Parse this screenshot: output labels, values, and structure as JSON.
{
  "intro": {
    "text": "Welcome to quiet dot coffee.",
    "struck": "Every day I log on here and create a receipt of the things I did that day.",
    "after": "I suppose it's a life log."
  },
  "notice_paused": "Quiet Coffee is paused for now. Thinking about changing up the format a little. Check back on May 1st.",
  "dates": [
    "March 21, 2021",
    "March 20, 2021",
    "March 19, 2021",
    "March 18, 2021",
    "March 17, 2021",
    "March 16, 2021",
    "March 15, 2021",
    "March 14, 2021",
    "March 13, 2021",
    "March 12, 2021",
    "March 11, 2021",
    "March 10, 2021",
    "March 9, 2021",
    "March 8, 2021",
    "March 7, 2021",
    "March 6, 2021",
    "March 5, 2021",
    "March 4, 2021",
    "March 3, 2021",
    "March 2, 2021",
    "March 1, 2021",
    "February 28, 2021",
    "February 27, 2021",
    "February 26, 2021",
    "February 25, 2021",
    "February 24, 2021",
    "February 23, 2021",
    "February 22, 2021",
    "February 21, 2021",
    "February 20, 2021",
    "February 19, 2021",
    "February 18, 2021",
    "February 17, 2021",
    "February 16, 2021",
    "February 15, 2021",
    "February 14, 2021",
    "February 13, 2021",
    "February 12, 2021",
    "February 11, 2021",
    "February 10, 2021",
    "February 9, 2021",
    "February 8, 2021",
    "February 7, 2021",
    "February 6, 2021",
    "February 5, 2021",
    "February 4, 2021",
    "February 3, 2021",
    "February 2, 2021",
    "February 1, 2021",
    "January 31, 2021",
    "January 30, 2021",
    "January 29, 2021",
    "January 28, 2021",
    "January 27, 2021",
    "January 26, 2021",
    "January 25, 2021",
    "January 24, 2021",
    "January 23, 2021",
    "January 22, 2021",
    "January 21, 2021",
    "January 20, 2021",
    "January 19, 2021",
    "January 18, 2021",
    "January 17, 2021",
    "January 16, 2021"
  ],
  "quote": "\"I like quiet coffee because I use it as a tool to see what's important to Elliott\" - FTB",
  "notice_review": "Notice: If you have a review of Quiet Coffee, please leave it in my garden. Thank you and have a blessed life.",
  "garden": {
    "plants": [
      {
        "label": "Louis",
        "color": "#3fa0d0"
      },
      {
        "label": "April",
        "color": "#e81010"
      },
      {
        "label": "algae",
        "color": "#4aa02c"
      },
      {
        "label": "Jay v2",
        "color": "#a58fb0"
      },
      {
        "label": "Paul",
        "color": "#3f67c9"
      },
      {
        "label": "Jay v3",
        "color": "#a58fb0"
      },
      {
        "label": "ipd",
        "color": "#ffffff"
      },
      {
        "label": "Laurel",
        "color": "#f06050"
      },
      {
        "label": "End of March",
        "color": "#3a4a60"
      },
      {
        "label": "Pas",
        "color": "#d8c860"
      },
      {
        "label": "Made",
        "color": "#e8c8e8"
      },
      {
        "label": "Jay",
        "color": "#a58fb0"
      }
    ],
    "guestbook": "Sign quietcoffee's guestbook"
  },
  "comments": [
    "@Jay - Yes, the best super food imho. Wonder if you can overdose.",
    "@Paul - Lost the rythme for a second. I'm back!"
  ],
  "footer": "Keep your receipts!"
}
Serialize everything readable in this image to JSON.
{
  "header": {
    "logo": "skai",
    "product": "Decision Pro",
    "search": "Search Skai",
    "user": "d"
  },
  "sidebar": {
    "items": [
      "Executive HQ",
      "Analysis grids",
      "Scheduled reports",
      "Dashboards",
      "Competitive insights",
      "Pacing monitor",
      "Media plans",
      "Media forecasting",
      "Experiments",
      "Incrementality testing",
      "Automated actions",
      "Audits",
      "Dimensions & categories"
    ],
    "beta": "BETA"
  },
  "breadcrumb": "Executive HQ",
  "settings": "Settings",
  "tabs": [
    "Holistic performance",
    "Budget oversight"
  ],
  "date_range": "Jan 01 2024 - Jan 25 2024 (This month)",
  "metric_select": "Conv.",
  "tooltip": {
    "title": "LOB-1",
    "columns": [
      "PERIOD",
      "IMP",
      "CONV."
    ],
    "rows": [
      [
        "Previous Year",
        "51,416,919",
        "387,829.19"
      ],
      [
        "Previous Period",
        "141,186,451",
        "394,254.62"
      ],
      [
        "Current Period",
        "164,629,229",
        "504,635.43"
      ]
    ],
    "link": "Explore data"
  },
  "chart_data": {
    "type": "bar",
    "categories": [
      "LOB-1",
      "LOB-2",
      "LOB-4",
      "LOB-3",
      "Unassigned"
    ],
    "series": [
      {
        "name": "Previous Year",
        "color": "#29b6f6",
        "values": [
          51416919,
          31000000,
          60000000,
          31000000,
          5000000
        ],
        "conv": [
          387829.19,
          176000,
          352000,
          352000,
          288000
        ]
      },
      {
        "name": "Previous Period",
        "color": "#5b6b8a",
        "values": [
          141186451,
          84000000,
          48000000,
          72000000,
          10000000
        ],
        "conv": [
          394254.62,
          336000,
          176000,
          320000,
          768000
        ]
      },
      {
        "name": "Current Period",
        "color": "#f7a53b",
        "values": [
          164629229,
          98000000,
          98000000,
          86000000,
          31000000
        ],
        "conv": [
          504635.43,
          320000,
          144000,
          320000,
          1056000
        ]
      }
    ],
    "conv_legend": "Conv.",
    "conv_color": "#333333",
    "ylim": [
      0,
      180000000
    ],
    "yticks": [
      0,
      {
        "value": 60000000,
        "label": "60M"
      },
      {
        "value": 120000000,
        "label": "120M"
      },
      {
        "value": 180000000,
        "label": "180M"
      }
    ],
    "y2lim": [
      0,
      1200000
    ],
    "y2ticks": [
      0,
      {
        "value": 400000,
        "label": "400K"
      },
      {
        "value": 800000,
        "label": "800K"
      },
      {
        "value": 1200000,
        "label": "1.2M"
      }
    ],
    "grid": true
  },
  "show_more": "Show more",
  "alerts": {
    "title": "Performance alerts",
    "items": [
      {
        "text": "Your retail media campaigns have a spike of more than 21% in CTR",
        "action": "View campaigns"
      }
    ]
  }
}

### What to produce
Output all of the data again. Match it exactly.

### Exercise solution
Parse this screenshot: output labels, values, and structure as JSON.
{
  "intro": {
    "text": "Welcome to quiet dot coffee.",
    "struck": "Every day I log on here and create a receipt of the things I did that day.",
    "after": "I suppose it's a life log."
  },
  "notice_paused": "Quiet Coffee is paused for now. Thinking about changing up the format a little. Check back on May 1st.",
  "dates": [
    "March 21, 2021",
    "March 20, 2021",
    "March 19, 2021",
    "March 18, 2021",
    "March 17, 2021",
    "March 16, 2021",
    "March 15, 2021",
    "March 14, 2021",
    "March 13, 2021",
    "March 12, 2021",
    "March 11, 2021",
    "March 10, 2021",
    "March 9, 2021",
    "March 8, 2021",
    "March 7, 2021",
    "March 6, 2021",
    "March 5, 2021",
    "March 4, 2021",
    "March 3, 2021",
    "March 2, 2021",
    "March 1, 2021",
    "February 28, 2021",
    "February 27, 2021",
    "February 26, 2021",
    "February 25, 2021",
    "February 24, 2021",
    "February 23, 2021",
    "February 22, 2021",
    "February 21, 2021",
    "February 20, 2021",
    "February 19, 2021",
    "February 18, 2021",
    "February 17, 2021",
    "February 16, 2021",
    "February 15, 2021",
    "February 14, 2021",
    "February 13, 2021",
    "February 12, 2021",
    "February 11, 2021",
    "February 10, 2021",
    "February 9, 2021",
    "February 8, 2021",
    "February 7, 2021",
    "February 6, 2021",
    "February 5, 2021",
    "February 4, 2021",
    "February 3, 2021",
    "February 2, 2021",
    "February 1, 2021",
    "January 31, 2021",
    "January 30, 2021",
    "January 29, 2021",
    "January 28, 2021",
    "January 27, 2021",
    "January 26, 2021",
    "January 25, 2021",
    "January 24, 2021",
    "January 23, 2021",
    "January 22, 2021",
    "January 21, 2021",
    "January 20, 2021",
    "January 19, 2021",
    "January 18, 2021",
    "January 17, 2021",
    "January 16, 2021"
  ],
  "quote": "\"I like quiet coffee because I use it as a tool to see what's important to Elliott\" - FTB",
  "notice_review": "Notice: If you have a review of Quiet Coffee, please leave it in my garden. Thank you and have a blessed life.",
  "garden": {
    "plants": [
      {
        "label": "Louis",
        "color": "#3fa0d0"
      },
      {
        "label": "April",
        "color": "#e81010"
      },
      {
        "label": "algae",
        "color": "#4aa02c"
      },
      {
        "label": "Jay v2",
        "color": "#a58fb0"
      },
      {
        "label": "Paul",
        "color": "#3f67c9"
      },
      {
        "label": "Jay v3",
        "color": "#a58fb0"
      },
      {
        "label": "ipd",
        "color": "#ffffff"
      },
      {
        "label": "Laurel",
        "color": "#f06050"
      },
      {
        "label": "End of March",
        "color": "#3a4a60"
      },
      {
        "label": "Pas",
        "color": "#d8c860"
      },
      {
        "label": "Made",
        "color": "#e8c8e8"
      },
      {
        "label": "Jay",
        "color": "#a58fb0"
      }
    ],
    "guestbook": "Sign quietcoffee's guestbook"
  },
  "comments": [
    "@Jay - Yes, the best super food imho. Wonder if you can overdose.",
    "@Paul - Lost the rythme for a second. I'm back!"
  ],
  "footer": "Keep your receipts!"
}
Serialize everything readable in this image to JSON.
{
  "header": {
    "logo": "skai",
    "product": "Decision Pro",
    "search": "Search Skai",
    "user": "d"
  },
  "sidebar": {
    "items": [
      "Executive HQ",
      "Analysis grids",
      "Scheduled reports",
      "Dashboards",
      "Competitive insights",
      "Pacing monitor",
      "Media plans",
      "Media forecasting",
      "Experiments",
      "Incrementality testing",
      "Automated actions",
      "Audits",
      "Dimensions & categories"
    ],
    "beta": "BETA"
  },
  "breadcrumb": "Executive HQ",
  "settings": "Settings",
  "tabs": [
    "Holistic performance",
    "Budget oversight"
  ],
  "date_range": "Jan 01 2024 - Jan 25 2024 (This month)",
  "metric_select": "Conv.",
  "tooltip": {
    "title": "LOB-1",
    "columns": [
      "PERIOD",
      "IMP",
      "CONV."
    ],
    "rows": [
      [
        "Previous Year",
        "51,416,919",
        "387,829.19"
      ],
      [
        "Previous Period",
        "141,186,451",
        "394,254.62"
      ],
      [
        "Current Period",
        "164,629,229",
        "504,635.43"
      ]
    ],
    "link": "Explore data"
  },
  "chart_data": {
    "type": "bar",
    "categories": [
      "LOB-1",
      "LOB-2",
      "LOB-4",
      "LOB-3",
      "Unassigned"
    ],
    "series": [
      {
        "name": "Previous Year",
        "color": "#29b6f6",
        "values": [
          51416919,
          31000000,
          60000000,
          31000000,
          5000000
        ],
        "conv": [
          387829.19,
          176000,
          352000,
          352000,
          288000
        ]
      },
      {
        "name": "Previous Period",
        "color": "#5b6b8a",
        "values": [
          141186451,
          84000000,
          48000000,
          72000000,
          10000000
        ],
        "conv": [
          394254.62,
          336000,
          176000,
          320000,
          768000
        ]
      },
      {
        "name": "Current Period",
        "color": "#f7a53b",
        "values": [
          164629229,
          98000000,
          98000000,
          86000000,
          31000000
        ],
        "conv": [
          504635.43,
          320000,
          144000,
          320000,
          1056000
        ]
      }
    ],
    "conv_legend": "Conv.",
    "conv_color": "#333333",
    "ylim": [
      0,
      180000000
    ],
    "yticks": [
      0,
      {
        "value": 60000000,
        "label": "60M"
      },
      {
        "value": 120000000,
        "label": "120M"
      },
      {
        "value": 180000000,
        "label": "180M"
      }
    ],
    "y2lim": [
      0,
      1200000
    ],
    "y2ticks": [
      0,
      {
        "value": 400000,
        "label": "400K"
      },
      {
        "value": 800000,
        "label": "800K"
      },
      {
        "value": 1200000,
        "label": "1.2M"
      }
    ],
    "grid": true
  },
  "show_more": "Show more",
  "alerts": {
    "title": "Performance alerts",
    "items": [
      {
        "text": "Your retail media campaigns have a spike of more than 21% in CTR",
        "action": "View campaigns"
      }
    ]
  }
}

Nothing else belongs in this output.